* **Task requirements**
Please rewrite the material that follows, substituting "Drawing dimensions" for every occurrence of "Patent image size" and leaving everything else unchanged. Omit the pictures from your answer.
##### Stored rows #####
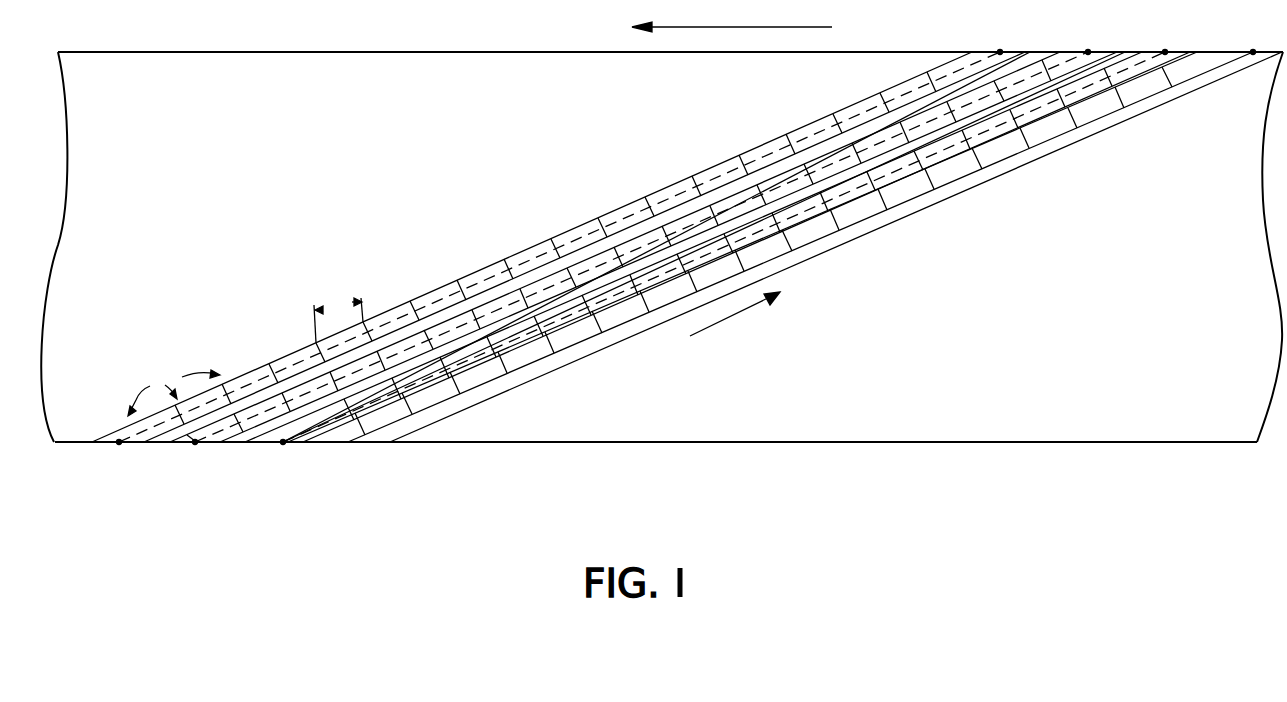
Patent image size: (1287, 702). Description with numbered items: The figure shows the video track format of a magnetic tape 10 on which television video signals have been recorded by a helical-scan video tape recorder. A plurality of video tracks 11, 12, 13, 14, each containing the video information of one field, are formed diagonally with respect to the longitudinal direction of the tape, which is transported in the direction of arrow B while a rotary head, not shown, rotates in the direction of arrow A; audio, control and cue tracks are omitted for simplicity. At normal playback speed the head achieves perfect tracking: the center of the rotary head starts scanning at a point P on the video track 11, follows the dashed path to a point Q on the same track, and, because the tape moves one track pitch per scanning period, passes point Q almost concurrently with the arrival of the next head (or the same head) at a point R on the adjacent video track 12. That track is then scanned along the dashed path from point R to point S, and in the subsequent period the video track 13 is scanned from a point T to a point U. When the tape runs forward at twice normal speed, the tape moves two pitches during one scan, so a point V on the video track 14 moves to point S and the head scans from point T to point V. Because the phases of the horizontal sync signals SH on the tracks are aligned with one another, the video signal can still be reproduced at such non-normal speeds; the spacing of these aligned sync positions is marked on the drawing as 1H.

The magnetic tape 10 is at (1108, 442).
The video track 11 is at (443, 288).
The video track 12 is at (483, 305).
The video track 13 is at (507, 345).
The video track 14 is at (582, 348).
The point P is at (119, 446).
The point Q is at (1000, 49).
The point R is at (195, 446).
The point S is at (1088, 49).
The point T is at (283, 446).
The point U is at (1165, 49).
The point V is at (1253, 49).
The arrow A is at (735, 317).
The arrow B is at (732, 16).
The horizontal sync signals SH is at (174, 390).
The one horizontal period 1H' 1H is at (338, 320).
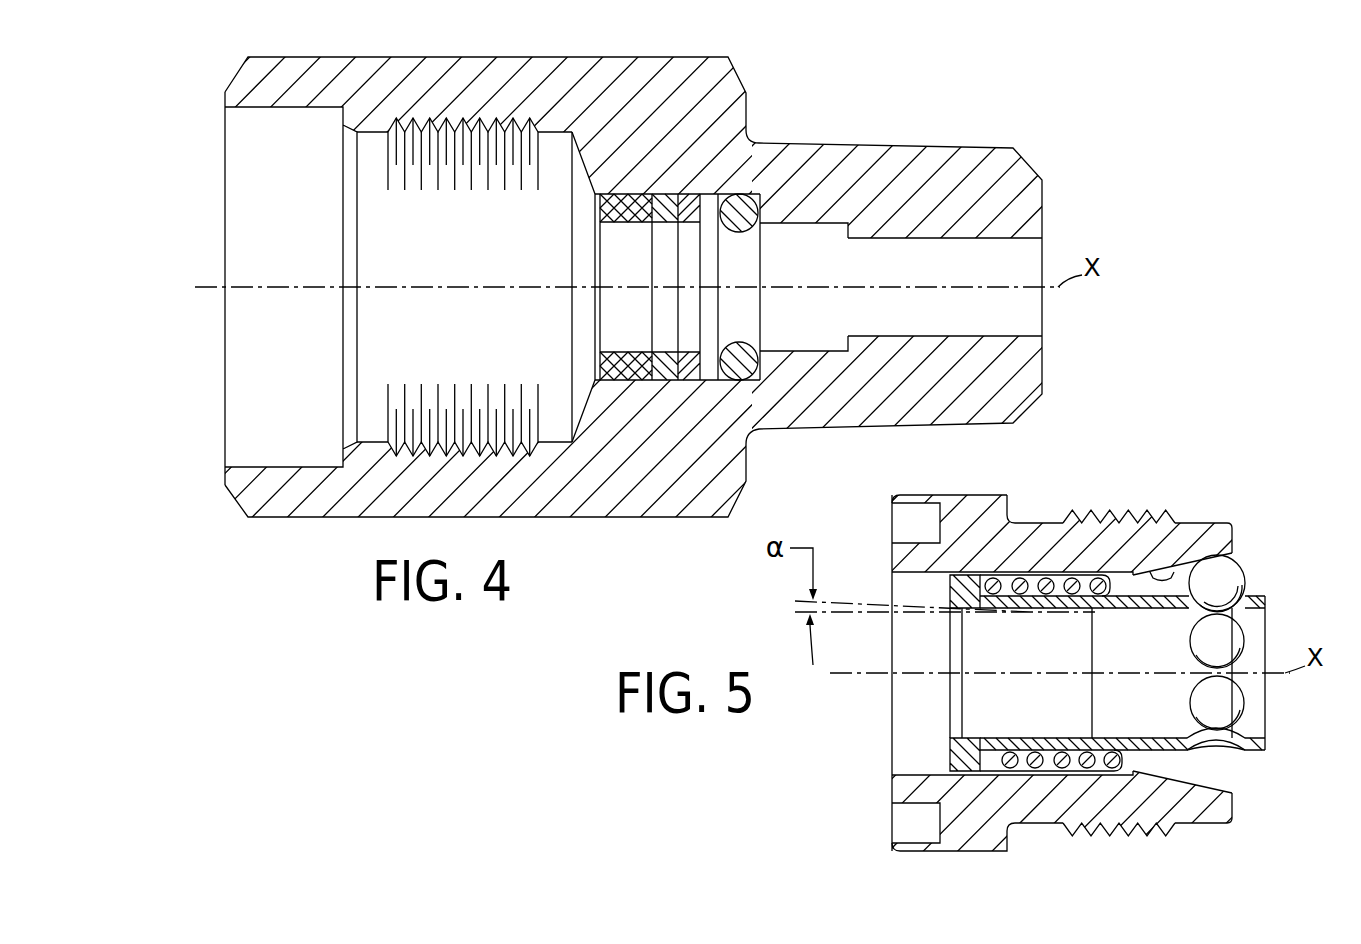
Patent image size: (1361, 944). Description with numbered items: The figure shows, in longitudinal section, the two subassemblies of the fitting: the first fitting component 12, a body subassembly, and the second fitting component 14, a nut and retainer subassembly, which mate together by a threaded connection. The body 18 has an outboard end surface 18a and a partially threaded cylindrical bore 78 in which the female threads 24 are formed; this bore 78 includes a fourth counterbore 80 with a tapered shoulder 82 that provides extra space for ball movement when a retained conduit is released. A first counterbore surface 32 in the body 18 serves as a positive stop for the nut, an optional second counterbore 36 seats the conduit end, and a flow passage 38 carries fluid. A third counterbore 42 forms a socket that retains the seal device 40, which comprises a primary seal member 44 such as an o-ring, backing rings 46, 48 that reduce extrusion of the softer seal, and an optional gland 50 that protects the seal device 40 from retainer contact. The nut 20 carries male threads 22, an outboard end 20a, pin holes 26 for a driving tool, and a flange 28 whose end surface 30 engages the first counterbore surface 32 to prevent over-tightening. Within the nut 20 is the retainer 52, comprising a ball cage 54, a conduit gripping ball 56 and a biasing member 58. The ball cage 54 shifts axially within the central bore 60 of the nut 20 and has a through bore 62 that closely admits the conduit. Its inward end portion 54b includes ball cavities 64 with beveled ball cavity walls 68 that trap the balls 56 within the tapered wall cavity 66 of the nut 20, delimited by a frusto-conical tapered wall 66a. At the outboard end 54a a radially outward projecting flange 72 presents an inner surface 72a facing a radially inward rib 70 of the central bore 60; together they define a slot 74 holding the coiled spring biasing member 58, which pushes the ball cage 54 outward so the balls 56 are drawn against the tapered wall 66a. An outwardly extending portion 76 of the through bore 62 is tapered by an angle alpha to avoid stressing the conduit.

In FIG. 4, the first fitting component 12 is at (952, 112).
In FIG. 5, the second fitting component 14 is at (822, 764).
In FIG. 4, the body 18 is at (805, 142).
In FIG. 4, the outboard end surface 18a is at (226, 106).
In FIG. 5, the nut 20 is at (1172, 800).
In FIG. 5, the outboard end 20a is at (892, 793).
In FIG. 5, the male threads 22 is at (1100, 512).
In FIG. 4, the female threads 24 is at (432, 192).
In FIG. 5, the pin holes 26 is at (900, 517).
In FIG. 5, the flange 28 is at (948, 495).
In FIG. 5, the end surface 30 is at (1010, 512).
In FIG. 4, the first counterbore surface 32 is at (340, 464).
In FIG. 4, the second counterbore 36 is at (848, 230).
In FIG. 4, the flow passage 38 is at (1018, 335).
In FIG. 4, the seal device 40 is at (648, 420).
In FIG. 4, the third counterbore 42 is at (746, 383).
In FIG. 4, the primary seal member 44 is at (742, 355).
In FIG. 4, the backing ring 46 is at (695, 350).
In FIG. 4, the backing ring 48 is at (665, 353).
In FIG. 4, the gland 50 is at (605, 352).
In FIG. 5, the retainer 52 is at (1042, 628).
In FIG. 5, the ball cage 54 is at (1023, 742).
In FIG. 5, the outboard end 54a is at (950, 770).
In FIG. 5, the inward end portion 54b is at (1250, 690).
In FIG. 5, the ball 56 is at (1225, 585).
In FIG. 5, the biasing member 58 is at (1095, 826).
In FIG. 5, the central bore 60 is at (915, 575).
In FIG. 5, the through bore 62 is at (1112, 612).
In FIG. 5, the ball cavities 64 is at (1220, 642).
In FIG. 5, the tapered wall cavity 66 is at (1183, 772).
In FIG. 5, the tapered wall 66a is at (1165, 572).
In FIG. 5, the ball cavity wall 68 is at (1190, 770).
In FIG. 5, the rib 70 is at (1135, 743).
In FIG. 5, the flange 72 is at (962, 598).
In FIG. 5, the inner surface 72a is at (958, 743).
In FIG. 5, the slot 74 is at (1023, 770).
In FIG. 5, the outwardly extending portion 76 is at (1087, 742).
In FIG. 4, the partially threaded cylindrical bore 78 is at (378, 165).
In FIG. 4, the fourth counterbore 80 is at (580, 216).
In FIG. 4, the tapered shoulder 82 is at (585, 160).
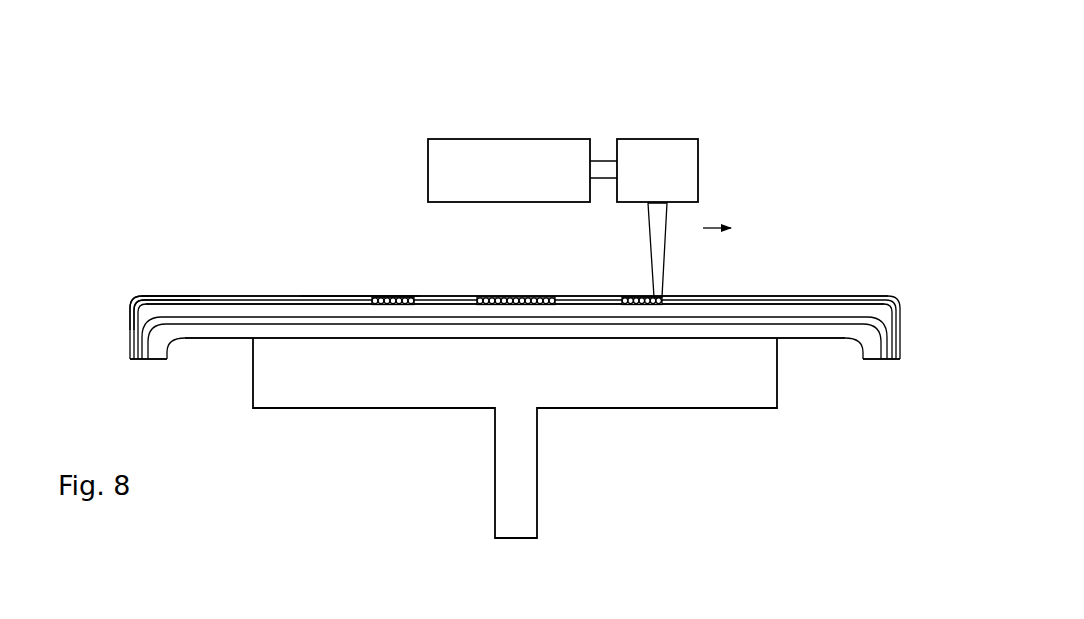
#####
* **Correct response**
Drawing dimensions: (1287, 702). Description with numbered items: The figure shows the video track format of a magnetic tape 10 on which television video signals have been recorded by a helical-scan video tape recorder. A plurality of video tracks 11, 12, 13, 14, each containing the video information of one field, are formed diagonally with respect to the longitudinal direction of the tape, which is transported in the direction of arrow B while a rotary head, not shown, rotates in the direction of arrow A; audio, control and cue tracks are omitted for simplicity. At normal playback speed the head achieves perfect tracking: the center of the rotary head starts scanning at a point P on the video track 11, follows the dashed path to a point Q on the same track, and, because the tape moves one track pitch per scanning period, passes point Q almost concurrently with the arrival of the next head (or the same head) at a point R on the adjacent video track 12. That track is then scanned along the dashed path from point R to point S, and in the subsequent period the video track 13 is scanned from a point T to a point U. When the tape runs forward at twice normal speed, the tape moves two pitches during one scan, so a point V on the video track 14 moves to point S and the head scans from point T to point V. Because the phases of the horizontal sync signals SH on the tracks are aligned with one another, the video signal can still be reproduced at such non-normal speeds; the spacing of these aligned sync positions is marked on the drawing as 1H.

The magnetic tape 10 is at (1108, 442).
The video track 11 is at (443, 288).
The video track 12 is at (483, 305).
The video track 13 is at (507, 345).
The video track 14 is at (582, 348).
The point P is at (119, 446).
The point Q is at (1000, 49).
The point R is at (195, 446).
The point S is at (1088, 49).
The point T is at (283, 446).
The point U is at (1165, 49).
The point V is at (1253, 49).
The arrow A is at (735, 317).
The arrow B is at (732, 16).
The horizontal sync signals SH is at (174, 390).
The one horizontal period 1H' 1H is at (338, 320).
Drawing dimensions: (1361, 944). Description with numbered items: The figure shows, in longitudinal section, the two subassemblies of the fitting: the first fitting component 12, a body subassembly, and the second fitting component 14, a nut and retainer subassembly, which mate together by a threaded connection. The body 18 has an outboard end surface 18a and a partially threaded cylindrical bore 78 in which the female threads 24 are formed; this bore 78 includes a fourth counterbore 80 with a tapered shoulder 82 that provides extra space for ball movement when a retained conduit is released. A first counterbore surface 32 in the body 18 serves as a positive stop for the nut, an optional second counterbore 36 seats the conduit end, and a flow passage 38 carries fluid. A third counterbore 42 forms a socket that retains the seal device 40, which comprises a primary seal member 44 such as an o-ring, backing rings 46, 48 that reduce extrusion of the softer seal, and an optional gland 50 that protects the seal device 40 from retainer contact. The nut 20 carries male threads 22, an outboard end 20a, pin holes 26 for a driving tool, and a flange 28 whose end surface 30 engages the first counterbore surface 32 to prevent over-tightening. Within the nut 20 is the retainer 52, comprising a ball cage 54, a conduit gripping ball 56 and a biasing member 58. The ball cage 54 shifts axially within the central bore 60 of the nut 20 and has a through bore 62 that closely admits the conduit. Its inward end portion 54b includes ball cavities 64 with beveled ball cavity walls 68 that trap the balls 56 within the tapered wall cavity 66 of the nut 20, delimited by a frusto-conical tapered wall 66a. At the outboard end 54a a radially outward projecting flange 72 presents an inner surface 72a facing a radially inward rib 70 of the central bore 60; together they define a slot 74 holding the coiled spring biasing member 58, which pushes the ball cage 54 outward so the balls 56 are drawn against the tapered wall 66a. An outwardly extending portion 76 of the through bore 62 is tapered by an angle alpha to avoid stressing the conduit.

In FIG. 4, the first fitting component 12 is at (952, 112).
In FIG. 5, the second fitting component 14 is at (822, 764).
In FIG. 4, the body 18 is at (805, 142).
In FIG. 4, the outboard end surface 18a is at (226, 106).
In FIG. 5, the nut 20 is at (1172, 800).
In FIG. 5, the outboard end 20a is at (892, 793).
In FIG. 5, the male threads 22 is at (1100, 512).
In FIG. 4, the female threads 24 is at (432, 192).
In FIG. 5, the pin holes 26 is at (900, 517).
In FIG. 5, the flange 28 is at (948, 495).
In FIG. 5, the end surface 30 is at (1010, 512).
In FIG. 4, the first counterbore surface 32 is at (340, 464).
In FIG. 4, the second counterbore 36 is at (848, 230).
In FIG. 4, the flow passage 38 is at (1018, 335).
In FIG. 4, the seal device 40 is at (648, 420).
In FIG. 4, the third counterbore 42 is at (746, 383).
In FIG. 4, the primary seal member 44 is at (742, 355).
In FIG. 4, the backing ring 46 is at (695, 350).
In FIG. 4, the backing ring 48 is at (665, 353).
In FIG. 4, the gland 50 is at (605, 352).
In FIG. 5, the retainer 52 is at (1042, 628).
In FIG. 5, the ball cage 54 is at (1023, 742).
In FIG. 5, the outboard end 54a is at (950, 770).
In FIG. 5, the inward end portion 54b is at (1250, 690).
In FIG. 5, the ball 56 is at (1225, 585).
In FIG. 5, the biasing member 58 is at (1095, 826).
In FIG. 5, the central bore 60 is at (915, 575).
In FIG. 5, the through bore 62 is at (1112, 612).
In FIG. 5, the ball cavities 64 is at (1220, 642).
In FIG. 5, the tapered wall cavity 66 is at (1183, 772).
In FIG. 5, the tapered wall 66a is at (1165, 572).
In FIG. 5, the ball cavity wall 68 is at (1190, 770).
In FIG. 5, the rib 70 is at (1135, 743).
In FIG. 5, the flange 72 is at (962, 598).
In FIG. 5, the inner surface 72a is at (958, 743).
In FIG. 5, the slot 74 is at (1023, 770).
In FIG. 5, the outwardly extending portion 76 is at (1087, 742).
In FIG. 4, the partially threaded cylindrical bore 78 is at (378, 165).
In FIG. 4, the fourth counterbore 80 is at (580, 216).
In FIG. 4, the tapered shoulder 82 is at (585, 160).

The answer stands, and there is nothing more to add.